++++ EXTRACTED TEXT
In addition to extending top-level application monitoring to additional applications, we have a number of other projects underway. We have installed the Tivoli Manager for Oracle, and we will be extending it to all of our production databases. We will also be feeding events to our help desk system, which will provide a richer notification capability, and we want to make use of the two-way capability of our current paging hardware. Finally, as we send more events to the help desk and to application owners, we need to find better ways to filter out transient conditions and notify only on legitimate errors.

Overall, our Tivoli implementation has moved more slowly than we anticipated, for various reasons, but after we have adjusted our approach and gained more mastery of the product, we are now beginning to provide value to application owners in the ways for which Tivoli was purchased, and we expect to see significant additional monitoring capabilities provided for application owners, system administrators and help desk staff over the next 6-12 month.

ESM software products are complex and require a large staff investment and lead-time. Small organizations may have difficulty justifying the overhead and expense. And even though upper management may be convinced of the need for these products, selling the systems to line staff can be difficult. Many system administrators have their own set of “point solution” monitoring tools, which they are reluctant to abandon. Successful implementation of an ESM thus may be held up in an underlying catch-22: system administrators see little value added, and yet the value comes only when all the individual systems can be monitored and an overall aggregated view presented. A hybrid approach—wrapping the point solutions to incorporate them into the ESM framework—can leverage existing monitoring and get buy-in once the benefits of aggregation can be demonstrated.
++++++++
++++ STORED DATA
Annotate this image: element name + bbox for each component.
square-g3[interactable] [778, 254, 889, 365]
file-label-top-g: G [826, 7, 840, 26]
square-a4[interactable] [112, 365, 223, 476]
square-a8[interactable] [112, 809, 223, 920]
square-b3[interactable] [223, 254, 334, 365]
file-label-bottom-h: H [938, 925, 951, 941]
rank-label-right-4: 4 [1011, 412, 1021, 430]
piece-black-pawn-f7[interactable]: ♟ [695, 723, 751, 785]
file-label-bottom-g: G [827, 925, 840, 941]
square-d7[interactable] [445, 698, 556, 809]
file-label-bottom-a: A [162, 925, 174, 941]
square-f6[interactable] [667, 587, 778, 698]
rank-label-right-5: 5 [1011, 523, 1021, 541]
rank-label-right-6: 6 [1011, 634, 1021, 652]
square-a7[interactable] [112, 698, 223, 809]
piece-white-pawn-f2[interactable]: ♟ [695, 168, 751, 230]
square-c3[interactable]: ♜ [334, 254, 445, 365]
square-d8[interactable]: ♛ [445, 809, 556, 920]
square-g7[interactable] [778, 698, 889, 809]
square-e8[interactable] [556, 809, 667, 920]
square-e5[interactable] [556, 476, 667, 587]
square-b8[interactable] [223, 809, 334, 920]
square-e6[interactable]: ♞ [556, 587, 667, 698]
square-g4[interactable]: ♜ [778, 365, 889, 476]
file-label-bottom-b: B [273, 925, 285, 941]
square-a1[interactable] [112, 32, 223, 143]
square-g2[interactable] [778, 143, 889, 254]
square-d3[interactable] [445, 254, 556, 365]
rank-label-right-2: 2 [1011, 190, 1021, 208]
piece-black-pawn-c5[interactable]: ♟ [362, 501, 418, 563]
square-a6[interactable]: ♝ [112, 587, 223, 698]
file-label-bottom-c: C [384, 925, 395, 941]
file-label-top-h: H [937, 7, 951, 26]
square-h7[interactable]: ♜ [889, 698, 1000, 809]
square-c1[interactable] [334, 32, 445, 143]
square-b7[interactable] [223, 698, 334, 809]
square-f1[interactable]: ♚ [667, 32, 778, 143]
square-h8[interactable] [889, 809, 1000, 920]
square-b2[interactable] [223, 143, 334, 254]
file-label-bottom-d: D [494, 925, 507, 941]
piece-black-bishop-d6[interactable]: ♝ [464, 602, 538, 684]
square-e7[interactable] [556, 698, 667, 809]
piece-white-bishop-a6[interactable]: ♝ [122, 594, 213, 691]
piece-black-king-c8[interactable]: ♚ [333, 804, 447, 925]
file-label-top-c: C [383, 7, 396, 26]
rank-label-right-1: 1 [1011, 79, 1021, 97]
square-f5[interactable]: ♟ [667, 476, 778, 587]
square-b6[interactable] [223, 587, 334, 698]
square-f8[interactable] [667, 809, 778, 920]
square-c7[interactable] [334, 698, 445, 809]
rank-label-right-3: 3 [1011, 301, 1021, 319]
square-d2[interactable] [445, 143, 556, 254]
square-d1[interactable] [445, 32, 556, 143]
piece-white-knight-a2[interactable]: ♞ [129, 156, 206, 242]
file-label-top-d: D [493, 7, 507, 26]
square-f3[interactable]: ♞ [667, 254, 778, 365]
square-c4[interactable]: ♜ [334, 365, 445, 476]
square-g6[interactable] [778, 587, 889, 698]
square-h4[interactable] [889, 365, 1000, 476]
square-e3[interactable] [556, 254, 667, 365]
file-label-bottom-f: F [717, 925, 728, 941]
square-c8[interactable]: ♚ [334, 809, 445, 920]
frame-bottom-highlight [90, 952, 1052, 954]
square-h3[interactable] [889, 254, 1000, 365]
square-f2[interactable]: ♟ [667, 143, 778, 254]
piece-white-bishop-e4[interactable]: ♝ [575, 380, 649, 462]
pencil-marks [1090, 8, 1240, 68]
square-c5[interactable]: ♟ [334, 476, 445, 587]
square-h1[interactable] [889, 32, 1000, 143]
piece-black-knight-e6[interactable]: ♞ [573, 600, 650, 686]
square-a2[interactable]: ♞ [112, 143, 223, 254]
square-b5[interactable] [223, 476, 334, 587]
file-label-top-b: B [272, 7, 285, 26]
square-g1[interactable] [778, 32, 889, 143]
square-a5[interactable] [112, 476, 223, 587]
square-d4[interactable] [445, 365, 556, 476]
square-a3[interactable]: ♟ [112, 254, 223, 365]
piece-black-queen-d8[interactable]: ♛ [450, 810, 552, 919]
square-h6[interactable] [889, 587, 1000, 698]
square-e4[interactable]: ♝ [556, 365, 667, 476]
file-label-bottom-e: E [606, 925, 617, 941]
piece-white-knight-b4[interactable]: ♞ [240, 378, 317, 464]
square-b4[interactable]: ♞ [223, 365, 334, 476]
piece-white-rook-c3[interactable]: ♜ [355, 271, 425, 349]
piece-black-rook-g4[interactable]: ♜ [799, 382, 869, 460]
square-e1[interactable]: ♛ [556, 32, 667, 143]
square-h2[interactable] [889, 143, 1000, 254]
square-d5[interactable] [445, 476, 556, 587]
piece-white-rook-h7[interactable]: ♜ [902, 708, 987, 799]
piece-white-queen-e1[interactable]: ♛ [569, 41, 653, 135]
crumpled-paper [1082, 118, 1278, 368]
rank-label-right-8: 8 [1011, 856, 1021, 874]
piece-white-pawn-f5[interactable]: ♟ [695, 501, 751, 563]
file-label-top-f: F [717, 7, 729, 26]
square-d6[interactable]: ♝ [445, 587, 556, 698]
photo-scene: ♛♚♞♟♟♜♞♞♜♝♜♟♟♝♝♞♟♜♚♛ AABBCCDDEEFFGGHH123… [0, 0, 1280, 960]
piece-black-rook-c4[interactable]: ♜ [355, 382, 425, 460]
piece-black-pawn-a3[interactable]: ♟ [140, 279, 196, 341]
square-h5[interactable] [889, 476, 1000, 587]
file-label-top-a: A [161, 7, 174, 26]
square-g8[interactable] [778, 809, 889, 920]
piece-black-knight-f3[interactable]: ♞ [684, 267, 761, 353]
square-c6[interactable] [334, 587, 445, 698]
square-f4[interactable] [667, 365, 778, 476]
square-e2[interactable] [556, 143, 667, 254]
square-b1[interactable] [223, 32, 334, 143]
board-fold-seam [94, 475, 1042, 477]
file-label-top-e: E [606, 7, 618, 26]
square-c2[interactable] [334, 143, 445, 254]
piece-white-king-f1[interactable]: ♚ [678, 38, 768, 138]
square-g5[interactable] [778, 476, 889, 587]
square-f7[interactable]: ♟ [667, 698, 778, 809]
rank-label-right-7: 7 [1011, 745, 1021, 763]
++++++++
++++ STORED DATA
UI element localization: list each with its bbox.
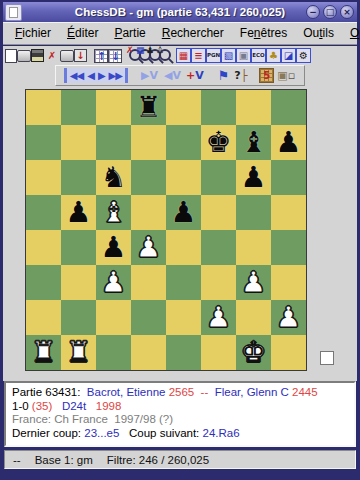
++++++++
TO-DO LIST:
1. Update the Tivoli text from "ESM software products" up to and including "can be demonstrated.", replacing "line staff" with "operations staff".
2. Carry the Tivoli implementation text forward from its final sentence.

ANSWERS FOR THE EXERCISE:
1.
ESM software products are complex and require a large staff investment and lead-time. Small organizations may have difficulty justifying the overhead and expense. And even though upper management may be convinced of the need for these products, selling the systems to operations staff can be difficult. Many system administrators have their own set of “point solution” monitoring tools, which they are reluctant to abandon. Successful implementation of an ESM thus may be held up in an underlying catch-22: system administrators see little value added, and yet the value comes only when all the individual systems can be monitored and an overall aggregated view presented. A hybrid approach—wrapping the point solutions to incorporate them into the ESM framework—can leverage existing monitoring and get buy-in once the benefits of aggregation can be demonstrated.

2.
Systems like Tivoli provide rich functionality and robustness at the cost of complexity: a distributed object structure allows Tivoli agents to function independently and at a layer of abstraction that allows for complex aggregation and analysis. The TEC, which monitors log activity, provides a rich correlation engine to provide higher-level analysis. And although graphical user interface tools and rule-builders simplify much of the interaction with these components, working with the underlying object structure, creating programmatic command-line interactions with the system, and digging into the Prolog code of the TEC’s rules engine are almost essential to a successful implementation.

Expect to dedicate staff to your ESM efforts: the systems are complex and training is essential. Outside consultants can speed up architecture and installation issues, since few of these systems operate “out of the box,” and an experienced engineer can help steer you around many potential pitfalls.

A large percentage of ESM efforts fail, in large part because of the complexity of these systems. Establishing targeted six-month goals and concentrating efforts on particular phases of the roll-out or systems to monitor can increase chances of success. These phases can include overall systems architecture, framework deployment, UNIX distributed monitoring, job scheduling, output management, NT distributed monitoring, database monitoring, Web and e-mail monitoring, and finally, administrative systems monitoring.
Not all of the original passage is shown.